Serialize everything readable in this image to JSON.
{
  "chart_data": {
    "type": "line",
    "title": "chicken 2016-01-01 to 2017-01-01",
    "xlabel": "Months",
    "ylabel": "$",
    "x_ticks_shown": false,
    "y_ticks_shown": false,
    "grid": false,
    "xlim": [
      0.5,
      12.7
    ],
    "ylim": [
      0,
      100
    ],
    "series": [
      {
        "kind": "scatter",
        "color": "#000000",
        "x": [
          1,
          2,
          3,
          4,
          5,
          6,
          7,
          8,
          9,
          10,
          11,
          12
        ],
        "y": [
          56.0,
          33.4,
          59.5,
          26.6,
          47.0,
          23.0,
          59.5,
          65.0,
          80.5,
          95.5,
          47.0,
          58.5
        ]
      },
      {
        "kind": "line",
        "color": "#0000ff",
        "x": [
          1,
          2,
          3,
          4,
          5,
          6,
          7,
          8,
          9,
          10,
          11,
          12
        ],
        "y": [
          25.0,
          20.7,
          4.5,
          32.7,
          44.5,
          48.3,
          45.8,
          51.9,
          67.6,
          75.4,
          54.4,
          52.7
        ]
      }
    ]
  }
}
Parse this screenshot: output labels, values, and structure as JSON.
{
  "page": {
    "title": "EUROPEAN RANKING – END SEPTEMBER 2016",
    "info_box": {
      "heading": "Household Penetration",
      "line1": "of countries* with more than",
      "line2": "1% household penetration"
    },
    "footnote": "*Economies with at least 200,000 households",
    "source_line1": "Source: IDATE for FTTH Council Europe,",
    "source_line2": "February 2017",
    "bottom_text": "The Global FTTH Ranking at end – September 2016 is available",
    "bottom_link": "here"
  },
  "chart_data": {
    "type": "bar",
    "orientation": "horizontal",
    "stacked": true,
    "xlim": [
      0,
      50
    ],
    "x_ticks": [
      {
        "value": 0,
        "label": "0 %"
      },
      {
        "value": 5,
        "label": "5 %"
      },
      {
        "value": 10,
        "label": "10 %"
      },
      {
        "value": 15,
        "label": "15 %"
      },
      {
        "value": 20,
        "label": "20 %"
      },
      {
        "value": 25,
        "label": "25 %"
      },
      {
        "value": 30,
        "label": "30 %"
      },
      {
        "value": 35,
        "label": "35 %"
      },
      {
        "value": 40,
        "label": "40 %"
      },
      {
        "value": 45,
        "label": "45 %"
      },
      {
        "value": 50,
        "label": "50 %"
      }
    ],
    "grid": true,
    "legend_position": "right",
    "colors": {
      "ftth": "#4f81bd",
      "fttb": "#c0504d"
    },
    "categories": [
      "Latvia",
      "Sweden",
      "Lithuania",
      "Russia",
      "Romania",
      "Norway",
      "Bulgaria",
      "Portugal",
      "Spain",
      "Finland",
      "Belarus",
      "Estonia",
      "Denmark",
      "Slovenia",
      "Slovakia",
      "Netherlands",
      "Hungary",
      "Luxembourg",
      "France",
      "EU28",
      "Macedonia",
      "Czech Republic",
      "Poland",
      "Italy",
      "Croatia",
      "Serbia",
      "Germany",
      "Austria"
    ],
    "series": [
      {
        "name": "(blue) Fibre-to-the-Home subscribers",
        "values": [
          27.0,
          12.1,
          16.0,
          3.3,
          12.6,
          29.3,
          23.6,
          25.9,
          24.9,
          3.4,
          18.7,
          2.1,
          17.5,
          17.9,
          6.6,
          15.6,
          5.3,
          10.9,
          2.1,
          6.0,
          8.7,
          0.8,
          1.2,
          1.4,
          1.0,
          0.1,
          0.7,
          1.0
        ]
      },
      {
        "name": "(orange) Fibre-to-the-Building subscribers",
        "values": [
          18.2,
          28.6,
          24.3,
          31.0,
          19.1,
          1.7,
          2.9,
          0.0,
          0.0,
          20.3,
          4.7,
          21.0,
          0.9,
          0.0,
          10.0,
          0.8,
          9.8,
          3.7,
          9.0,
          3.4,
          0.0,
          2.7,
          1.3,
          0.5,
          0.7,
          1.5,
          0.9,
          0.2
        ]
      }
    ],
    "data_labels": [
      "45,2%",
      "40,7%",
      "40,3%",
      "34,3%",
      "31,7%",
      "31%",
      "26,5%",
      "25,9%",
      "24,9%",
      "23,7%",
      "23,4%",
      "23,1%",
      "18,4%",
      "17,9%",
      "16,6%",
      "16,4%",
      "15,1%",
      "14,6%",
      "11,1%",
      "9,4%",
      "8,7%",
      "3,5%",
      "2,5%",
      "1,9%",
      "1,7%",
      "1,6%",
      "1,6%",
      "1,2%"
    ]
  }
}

What is needed
Every line above should be printed again exactly as it stands.

The result
Serialize everything readable in this image to JSON.
{
  "chart_data": {
    "type": "line",
    "title": "chicken 2016-01-01 to 2017-01-01",
    "xlabel": "Months",
    "ylabel": "$",
    "x_ticks_shown": false,
    "y_ticks_shown": false,
    "grid": false,
    "xlim": [
      0.5,
      12.7
    ],
    "ylim": [
      0,
      100
    ],
    "series": [
      {
        "kind": "scatter",
        "color": "#000000",
        "x": [
          1,
          2,
          3,
          4,
          5,
          6,
          7,
          8,
          9,
          10,
          11,
          12
        ],
        "y": [
          56.0,
          33.4,
          59.5,
          26.6,
          47.0,
          23.0,
          59.5,
          65.0,
          80.5,
          95.5,
          47.0,
          58.5
        ]
      },
      {
        "kind": "line",
        "color": "#0000ff",
        "x": [
          1,
          2,
          3,
          4,
          5,
          6,
          7,
          8,
          9,
          10,
          11,
          12
        ],
        "y": [
          25.0,
          20.7,
          4.5,
          32.7,
          44.5,
          48.3,
          45.8,
          51.9,
          67.6,
          75.4,
          54.4,
          52.7
        ]
      }
    ]
  }
}
Parse this screenshot: output labels, values, and structure as JSON.
{
  "page": {
    "title": "EUROPEAN RANKING – END SEPTEMBER 2016",
    "info_box": {
      "heading": "Household Penetration",
      "line1": "of countries* with more than",
      "line2": "1% household penetration"
    },
    "footnote": "*Economies with at least 200,000 households",
    "source_line1": "Source: IDATE for FTTH Council Europe,",
    "source_line2": "February 2017",
    "bottom_text": "The Global FTTH Ranking at end – September 2016 is available",
    "bottom_link": "here"
  },
  "chart_data": {
    "type": "bar",
    "orientation": "horizontal",
    "stacked": true,
    "xlim": [
      0,
      50
    ],
    "x_ticks": [
      {
        "value": 0,
        "label": "0 %"
      },
      {
        "value": 5,
        "label": "5 %"
      },
      {
        "value": 10,
        "label": "10 %"
      },
      {
        "value": 15,
        "label": "15 %"
      },
      {
        "value": 20,
        "label": "20 %"
      },
      {
        "value": 25,
        "label": "25 %"
      },
      {
        "value": 30,
        "label": "30 %"
      },
      {
        "value": 35,
        "label": "35 %"
      },
      {
        "value": 40,
        "label": "40 %"
      },
      {
        "value": 45,
        "label": "45 %"
      },
      {
        "value": 50,
        "label": "50 %"
      }
    ],
    "grid": true,
    "legend_position": "right",
    "colors": {
      "ftth": "#4f81bd",
      "fttb": "#c0504d"
    },
    "categories": [
      "Latvia",
      "Sweden",
      "Lithuania",
      "Russia",
      "Romania",
      "Norway",
      "Bulgaria",
      "Portugal",
      "Spain",
      "Finland",
      "Belarus",
      "Estonia",
      "Denmark",
      "Slovenia",
      "Slovakia",
      "Netherlands",
      "Hungary",
      "Luxembourg",
      "France",
      "EU28",
      "Macedonia",
      "Czech Republic",
      "Poland",
      "Italy",
      "Croatia",
      "Serbia",
      "Germany",
      "Austria"
    ],
    "series": [
      {
        "name": "(blue) Fibre-to-the-Home subscribers",
        "values": [
          27.0,
          12.1,
          16.0,
          3.3,
          12.6,
          29.3,
          23.6,
          25.9,
          24.9,
          3.4,
          18.7,
          2.1,
          17.5,
          17.9,
          6.6,
          15.6,
          5.3,
          10.9,
          2.1,
          6.0,
          8.7,
          0.8,
          1.2,
          1.4,
          1.0,
          0.1,
          0.7,
          1.0
        ]
      },
      {
        "name": "(orange) Fibre-to-the-Building subscribers",
        "values": [
          18.2,
          28.6,
          24.3,
          31.0,
          19.1,
          1.7,
          2.9,
          0.0,
          0.0,
          20.3,
          4.7,
          21.0,
          0.9,
          0.0,
          10.0,
          0.8,
          9.8,
          3.7,
          9.0,
          3.4,
          0.0,
          2.7,
          1.3,
          0.5,
          0.7,
          1.5,
          0.9,
          0.2
        ]
      }
    ],
    "data_labels": [
      "45,2%",
      "40,7%",
      "40,3%",
      "34,3%",
      "31,7%",
      "31%",
      "26,5%",
      "25,9%",
      "24,9%",
      "23,7%",
      "23,4%",
      "23,1%",
      "18,4%",
      "17,9%",
      "16,6%",
      "16,4%",
      "15,1%",
      "14,6%",
      "11,1%",
      "9,4%",
      "8,7%",
      "3,5%",
      "2,5%",
      "1,9%",
      "1,7%",
      "1,6%",
      "1,6%",
      "1,2%"
    ]
  }
}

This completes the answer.